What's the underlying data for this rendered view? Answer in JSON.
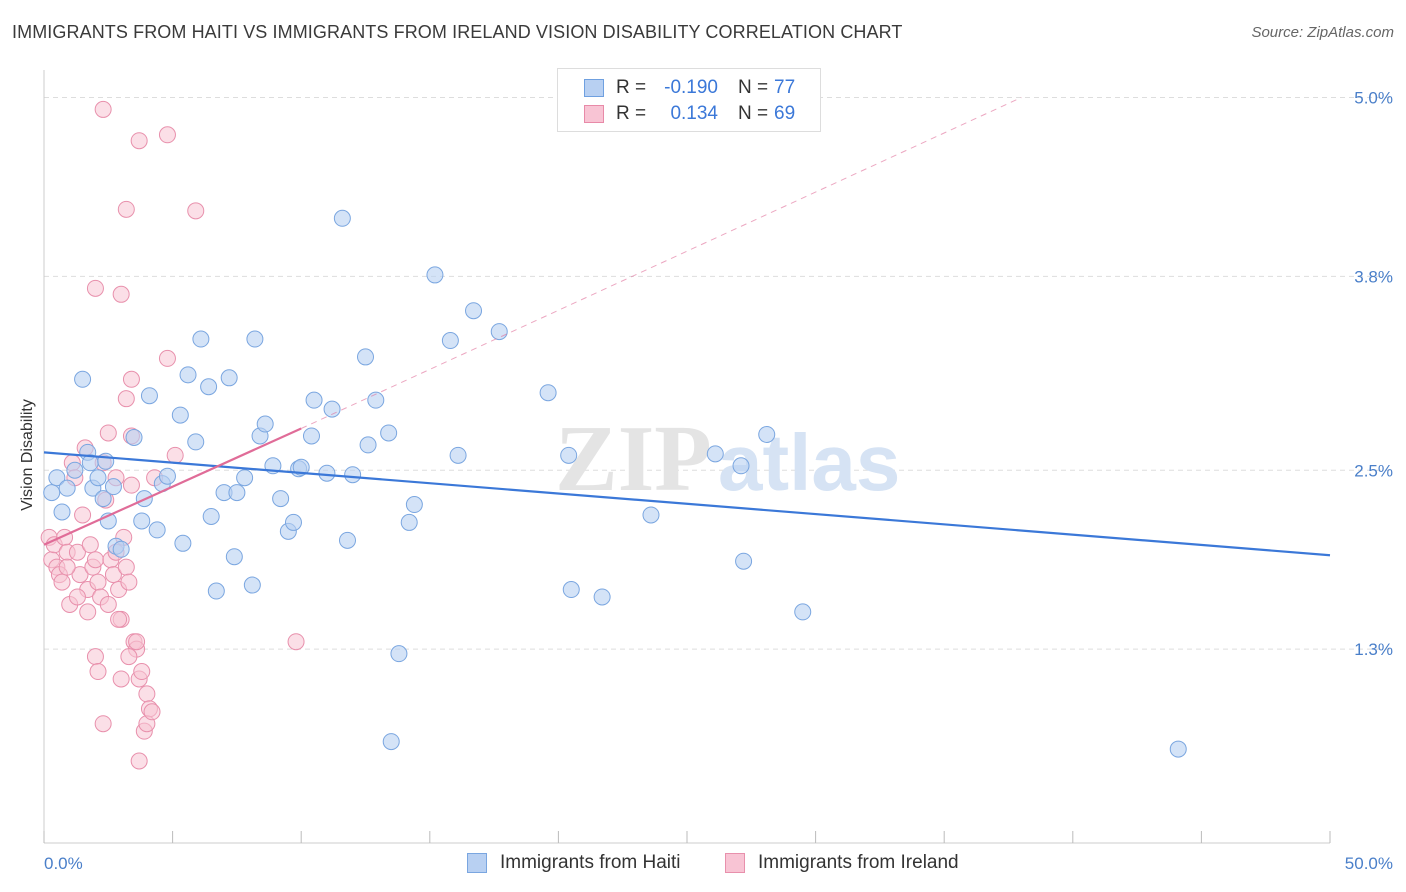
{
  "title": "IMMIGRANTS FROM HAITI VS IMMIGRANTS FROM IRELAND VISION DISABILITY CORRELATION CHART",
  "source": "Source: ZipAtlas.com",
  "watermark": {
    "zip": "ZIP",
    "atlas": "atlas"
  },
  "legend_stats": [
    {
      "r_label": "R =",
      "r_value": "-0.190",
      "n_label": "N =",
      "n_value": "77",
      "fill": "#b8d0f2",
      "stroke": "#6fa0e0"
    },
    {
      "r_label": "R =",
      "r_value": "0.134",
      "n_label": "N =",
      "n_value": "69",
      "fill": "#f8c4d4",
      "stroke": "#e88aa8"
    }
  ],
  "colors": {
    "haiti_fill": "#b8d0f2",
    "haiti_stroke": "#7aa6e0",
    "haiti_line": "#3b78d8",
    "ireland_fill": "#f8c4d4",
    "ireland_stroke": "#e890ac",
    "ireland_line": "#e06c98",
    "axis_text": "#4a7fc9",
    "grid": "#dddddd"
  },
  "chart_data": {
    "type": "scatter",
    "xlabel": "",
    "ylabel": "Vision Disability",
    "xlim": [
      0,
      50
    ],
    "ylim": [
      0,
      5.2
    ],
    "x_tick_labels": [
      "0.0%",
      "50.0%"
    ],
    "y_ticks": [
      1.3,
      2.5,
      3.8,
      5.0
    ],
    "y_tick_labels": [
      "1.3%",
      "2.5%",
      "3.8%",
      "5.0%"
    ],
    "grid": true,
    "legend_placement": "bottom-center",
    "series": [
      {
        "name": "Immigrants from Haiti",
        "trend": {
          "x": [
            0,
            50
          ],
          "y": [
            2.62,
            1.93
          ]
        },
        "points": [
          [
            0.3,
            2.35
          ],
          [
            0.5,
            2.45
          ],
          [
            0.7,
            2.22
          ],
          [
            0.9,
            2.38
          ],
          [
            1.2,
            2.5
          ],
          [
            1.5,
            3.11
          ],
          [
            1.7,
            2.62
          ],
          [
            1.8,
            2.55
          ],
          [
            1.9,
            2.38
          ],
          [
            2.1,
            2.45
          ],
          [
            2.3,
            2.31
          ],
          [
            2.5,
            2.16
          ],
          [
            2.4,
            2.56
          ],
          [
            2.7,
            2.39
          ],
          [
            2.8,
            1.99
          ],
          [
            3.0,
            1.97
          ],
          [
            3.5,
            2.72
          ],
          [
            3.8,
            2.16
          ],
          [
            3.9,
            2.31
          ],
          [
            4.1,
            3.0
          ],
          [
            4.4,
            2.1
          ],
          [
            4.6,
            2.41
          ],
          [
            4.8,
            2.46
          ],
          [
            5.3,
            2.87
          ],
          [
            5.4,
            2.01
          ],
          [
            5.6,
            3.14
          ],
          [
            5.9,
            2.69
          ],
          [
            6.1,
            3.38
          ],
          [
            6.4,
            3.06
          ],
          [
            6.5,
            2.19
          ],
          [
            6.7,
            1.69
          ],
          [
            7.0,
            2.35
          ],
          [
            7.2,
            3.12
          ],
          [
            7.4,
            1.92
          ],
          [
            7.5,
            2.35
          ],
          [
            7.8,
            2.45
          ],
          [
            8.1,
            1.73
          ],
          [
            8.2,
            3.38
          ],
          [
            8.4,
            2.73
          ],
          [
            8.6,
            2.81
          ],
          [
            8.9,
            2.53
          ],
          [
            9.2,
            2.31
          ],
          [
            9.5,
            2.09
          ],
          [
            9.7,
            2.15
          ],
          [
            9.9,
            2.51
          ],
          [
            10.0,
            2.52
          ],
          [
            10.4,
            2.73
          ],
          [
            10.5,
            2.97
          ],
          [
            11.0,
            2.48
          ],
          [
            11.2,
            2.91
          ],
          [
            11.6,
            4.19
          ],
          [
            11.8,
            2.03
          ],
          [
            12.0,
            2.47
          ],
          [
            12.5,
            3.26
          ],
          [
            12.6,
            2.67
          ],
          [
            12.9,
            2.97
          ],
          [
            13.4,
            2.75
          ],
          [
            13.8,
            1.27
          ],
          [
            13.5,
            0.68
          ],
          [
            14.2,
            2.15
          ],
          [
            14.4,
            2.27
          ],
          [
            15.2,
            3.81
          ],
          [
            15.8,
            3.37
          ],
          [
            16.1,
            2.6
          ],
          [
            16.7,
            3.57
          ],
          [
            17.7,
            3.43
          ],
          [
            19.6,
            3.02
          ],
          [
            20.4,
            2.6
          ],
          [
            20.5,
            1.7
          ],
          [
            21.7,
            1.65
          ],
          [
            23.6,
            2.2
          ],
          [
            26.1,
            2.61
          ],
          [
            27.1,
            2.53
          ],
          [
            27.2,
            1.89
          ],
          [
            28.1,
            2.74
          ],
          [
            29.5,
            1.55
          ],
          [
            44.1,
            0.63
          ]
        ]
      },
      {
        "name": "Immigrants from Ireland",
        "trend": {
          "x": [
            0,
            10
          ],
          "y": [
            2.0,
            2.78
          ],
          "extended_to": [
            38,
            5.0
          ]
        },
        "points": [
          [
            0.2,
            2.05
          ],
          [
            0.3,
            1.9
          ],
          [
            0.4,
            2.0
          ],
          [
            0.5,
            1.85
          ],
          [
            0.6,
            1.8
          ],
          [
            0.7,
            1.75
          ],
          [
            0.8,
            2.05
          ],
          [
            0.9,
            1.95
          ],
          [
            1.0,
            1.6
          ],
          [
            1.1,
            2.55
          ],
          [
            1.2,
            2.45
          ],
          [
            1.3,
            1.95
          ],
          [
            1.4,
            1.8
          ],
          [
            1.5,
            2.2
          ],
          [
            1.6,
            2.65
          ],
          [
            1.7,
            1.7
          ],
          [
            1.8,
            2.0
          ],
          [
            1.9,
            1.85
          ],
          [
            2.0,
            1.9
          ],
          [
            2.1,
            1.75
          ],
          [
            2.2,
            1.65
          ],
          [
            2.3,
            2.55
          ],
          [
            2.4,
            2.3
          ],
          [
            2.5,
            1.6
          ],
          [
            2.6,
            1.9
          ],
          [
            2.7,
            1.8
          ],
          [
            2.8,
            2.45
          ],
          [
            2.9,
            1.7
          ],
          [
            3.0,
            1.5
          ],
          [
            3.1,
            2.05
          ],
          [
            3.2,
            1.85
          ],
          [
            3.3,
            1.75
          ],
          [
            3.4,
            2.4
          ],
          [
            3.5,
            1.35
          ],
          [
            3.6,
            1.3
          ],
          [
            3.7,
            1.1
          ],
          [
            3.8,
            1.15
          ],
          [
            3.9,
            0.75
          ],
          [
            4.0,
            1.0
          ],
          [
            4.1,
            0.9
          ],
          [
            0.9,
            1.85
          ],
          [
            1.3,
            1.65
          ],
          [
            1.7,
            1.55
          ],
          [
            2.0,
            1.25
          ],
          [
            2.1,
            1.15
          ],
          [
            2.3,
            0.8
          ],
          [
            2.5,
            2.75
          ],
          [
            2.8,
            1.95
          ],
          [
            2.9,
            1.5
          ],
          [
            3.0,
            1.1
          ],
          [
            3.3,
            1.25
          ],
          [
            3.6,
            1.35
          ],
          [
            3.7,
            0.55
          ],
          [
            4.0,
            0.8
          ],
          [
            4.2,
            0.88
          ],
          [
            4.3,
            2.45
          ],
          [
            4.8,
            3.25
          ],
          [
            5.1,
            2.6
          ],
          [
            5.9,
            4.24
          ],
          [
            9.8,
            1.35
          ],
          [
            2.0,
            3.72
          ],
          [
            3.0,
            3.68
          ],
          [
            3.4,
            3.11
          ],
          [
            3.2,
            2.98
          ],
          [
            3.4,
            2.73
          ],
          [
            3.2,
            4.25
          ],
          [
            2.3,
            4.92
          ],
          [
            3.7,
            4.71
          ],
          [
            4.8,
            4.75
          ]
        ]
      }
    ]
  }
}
* * *
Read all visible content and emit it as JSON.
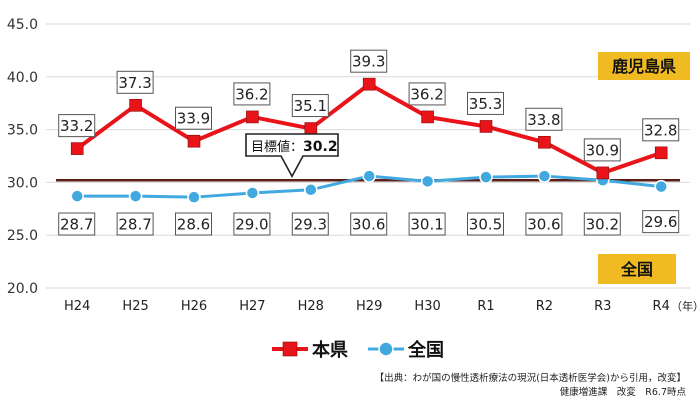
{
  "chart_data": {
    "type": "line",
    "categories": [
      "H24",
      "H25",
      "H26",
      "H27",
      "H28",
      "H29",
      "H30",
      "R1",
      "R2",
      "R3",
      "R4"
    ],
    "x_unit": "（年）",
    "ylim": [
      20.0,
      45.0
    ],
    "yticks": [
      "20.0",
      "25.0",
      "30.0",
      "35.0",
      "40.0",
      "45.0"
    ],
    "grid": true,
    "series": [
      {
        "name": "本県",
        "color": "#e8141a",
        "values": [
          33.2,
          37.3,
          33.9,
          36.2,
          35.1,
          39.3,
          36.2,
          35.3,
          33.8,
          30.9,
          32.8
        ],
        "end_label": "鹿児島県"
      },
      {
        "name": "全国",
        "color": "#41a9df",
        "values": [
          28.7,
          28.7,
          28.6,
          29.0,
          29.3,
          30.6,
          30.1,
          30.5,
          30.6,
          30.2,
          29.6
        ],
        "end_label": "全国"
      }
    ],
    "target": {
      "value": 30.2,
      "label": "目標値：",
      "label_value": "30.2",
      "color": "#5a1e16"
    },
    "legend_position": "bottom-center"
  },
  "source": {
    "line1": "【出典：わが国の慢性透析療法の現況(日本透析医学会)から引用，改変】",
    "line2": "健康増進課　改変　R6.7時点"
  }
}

» **WRITTEN PROBLEM**:
Select every line of the records holding the string "JSON".

» **FINAL RESULT**:
What's the underlying data for this rendered view? Answer in JSON.
Read all visible content and emit it as JSON.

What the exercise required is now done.